• _GOAL_:
Return the whole listing, line for line, without the pictures in it.

• _Entries with figure data_:
◆ ◆ ◆ ◆ ◆ ◆ ◆

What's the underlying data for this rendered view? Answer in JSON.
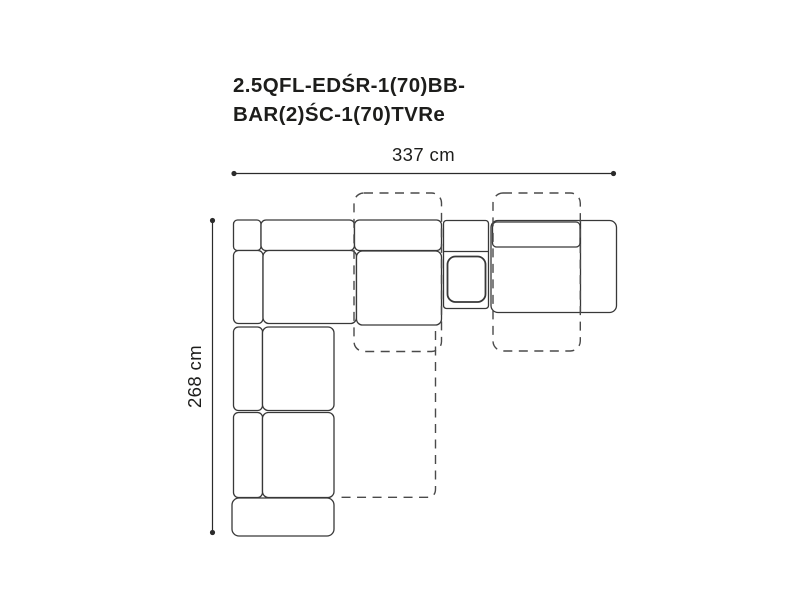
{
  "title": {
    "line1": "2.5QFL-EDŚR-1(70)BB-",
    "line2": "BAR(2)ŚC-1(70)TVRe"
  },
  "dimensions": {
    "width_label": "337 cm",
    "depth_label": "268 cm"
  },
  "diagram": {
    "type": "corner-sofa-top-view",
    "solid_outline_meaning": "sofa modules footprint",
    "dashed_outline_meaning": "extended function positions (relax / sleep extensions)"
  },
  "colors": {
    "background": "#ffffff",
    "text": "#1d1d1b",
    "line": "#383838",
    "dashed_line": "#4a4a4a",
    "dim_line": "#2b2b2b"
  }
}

◆ ◆ ◆ ◆ ◆ ◆ ◆

• _EXERCISE ANSWER_:
What's the underlying data for this rendered view? Answer in JSON.
{
  "title": {
    "line1": "2.5QFL-EDŚR-1(70)BB-",
    "line2": "BAR(2)ŚC-1(70)TVRe"
  },
  "dimensions": {
    "width_label": "337 cm",
    "depth_label": "268 cm"
  },
  "diagram": {
    "type": "corner-sofa-top-view",
    "solid_outline_meaning": "sofa modules footprint",
    "dashed_outline_meaning": "extended function positions (relax / sleep extensions)"
  },
  "colors": {
    "background": "#ffffff",
    "text": "#1d1d1b",
    "line": "#383838",
    "dashed_line": "#4a4a4a",
    "dim_line": "#2b2b2b"
  }
}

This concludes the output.